STATED GOAL 1 >>
In the passage on diplomatic missions in Thailand, how would the part from "There are 15" to "Kaen and Songkhla." read if you changed "mainland China" to "the People's Republic of China"? Write it out with that change.
STATED GOAL 2 >>
Can you rewrite the paragraph beginning "There are also 113 honorary consulates" in the passage on diplomatic missions in Thailand as a short list that keeps its main facts?
STATED GOAL 3 >>
Do these statements agree with the passage on diplomatic missions in Thailand? Answer yes or no for each, and quote the deciding words. (a) The Central Group is the new owner of the British embassy land on Wireless Road. (b) China maintains a consulate-general office in Phuket. (c) The former Indonesian ambassador described the staff at the Thai MFA as hard to reach.

DOCUMENT EXCERPT >>
......

Meanwhile, the UK government is downsizing its physical presence in Thailand by selling off what is left of the British embassy on Wireless Road, despite opposition from many British expats. The new owner of this highly valuable plot of land is the Central Group. The embassy’s new location, the AIA building on Sathorn Road, will benefit from a new BTS Skytrain station to constructed between Chong Nongsi and Surasak stations.
There are 15 consulate-general offices representing 13 countries in Thailand, located in cities all over the country. In all they employ about 93 foreigners, 30 of them citizens of mainland China, which maintains consulate-general offices in Chiang Mai, Khon Kaen and Songkhla.
There are also 113 honorary consulates representing 85 countries in Thailand. They are located in Bangkok, Chiang Mai, Chiang Rai, Chonburi, Hua Hin, Khon Kaen, Koh Samui, Lampang, Pattaya, Phetchaburi, Phuket and Surat Thani. Austria, France, United Kingdom and Sweden have four honorary consulates in Thailand and Germany and Peru have three each. Honorary consulates are generally headed by distinguished and well-to-do Thai nationals, although some 26 foreigners are in charge at various locations.
A premium on protocol
It is the responsibility of the MFA’s Protocol Department to look after all foreign embassies, consulates, honorary consulates and international organizations attached to diplomatic missions. Its officials normally specialize in a particular region.
For example, the MFA’s Department of European Affairs is divided into the Central Europe, Eastern Europe, Western Europe and EU divisions. The Department of American and South Pacific Affairs is divided into the North America, Latin America and South Pacific divisions. Likewise, the Department of South Asian, Middle East and African Affairs is divided into South Asia and Central Asia, Middle East and Africa divisions. The officials at the Department of International Organizations are also experts in their particular effort and play an important part in smoothing the way for foreign missions in Thailand.
The experience and knowledge shown by officials at the MFA and other government organisation make them highly regarded by the Bangkok diplomatic community as a whole. Following are a few comments taken from past The BigChilli interviews with ambassadors assigned to Thailand:
His Excellency James Wise, former Australian Ambassador, August 2012: “I can say without any hesitation at all that the real strength of Thailand is the quality of its public officials. It is very hard to find any country in the region which has as high a quality of civil servants as Thailand. Whether it is foreign or other ministries, if we have an issue we want to raise we can be very confident that we will meet with people who understand the issue and who are keen to understand Australia’s perspective.
“Equally important, Thai officials understand fully what Thailand’s interests are. They will always very professionally present that perspective, so we fully understand where there might be differences. The professionalism of the foreign ministry and the civil service is really impressive.”
Former Indonesian Ambassador, H.E. Mr Luthi Rauf, in March 2013: “The embassy is close to the Ministry of Foreign Affairs, which makes it handy. I know many people at the Thai MFA and they are all professionals and very accessible. This is something all of us in the diplomatic community really appreciate.”

......

DATA >>

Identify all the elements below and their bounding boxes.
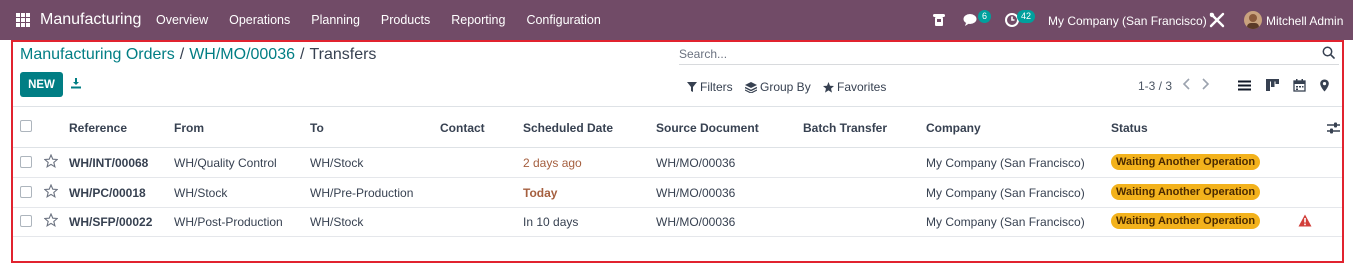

......

FULL ANSWER 1 >>
There are 15 consulate-general offices representing 13 countries in Thailand, located in cities all over the country. In all they employ about 93 foreigners, 30 of them citizens of the People's Republic of China, which maintains consulate-general offices in Chiang Mai, Khon Kaen and Songkhla.

FULL ANSWER 2 >>
- Thailand has 113 honorary consulates representing 85 countries.
- They are located in Bangkok, Chiang Mai, Chiang Rai, Chonburi, Hua Hin, Khon Kaen, Koh Samui, Lampang, Pattaya, Phetchaburi, Phuket and Surat Thani.
- Austria, France, the United Kingdom and Sweden each have four honorary consulates. Germany and Peru have three each.
- Most are headed by distinguished, well-to-do Thai nationals. Some 26 foreigners are in charge at various locations.

FULL ANSWER 3 >>
(a) Yes: "The new owner of this highly valuable plot of land is the Central Group."
(b) No: "which maintains consulate-general offices in Chiang Mai, Khon Kaen and Songkhla."
(c) No: "they are all professionals and very accessible."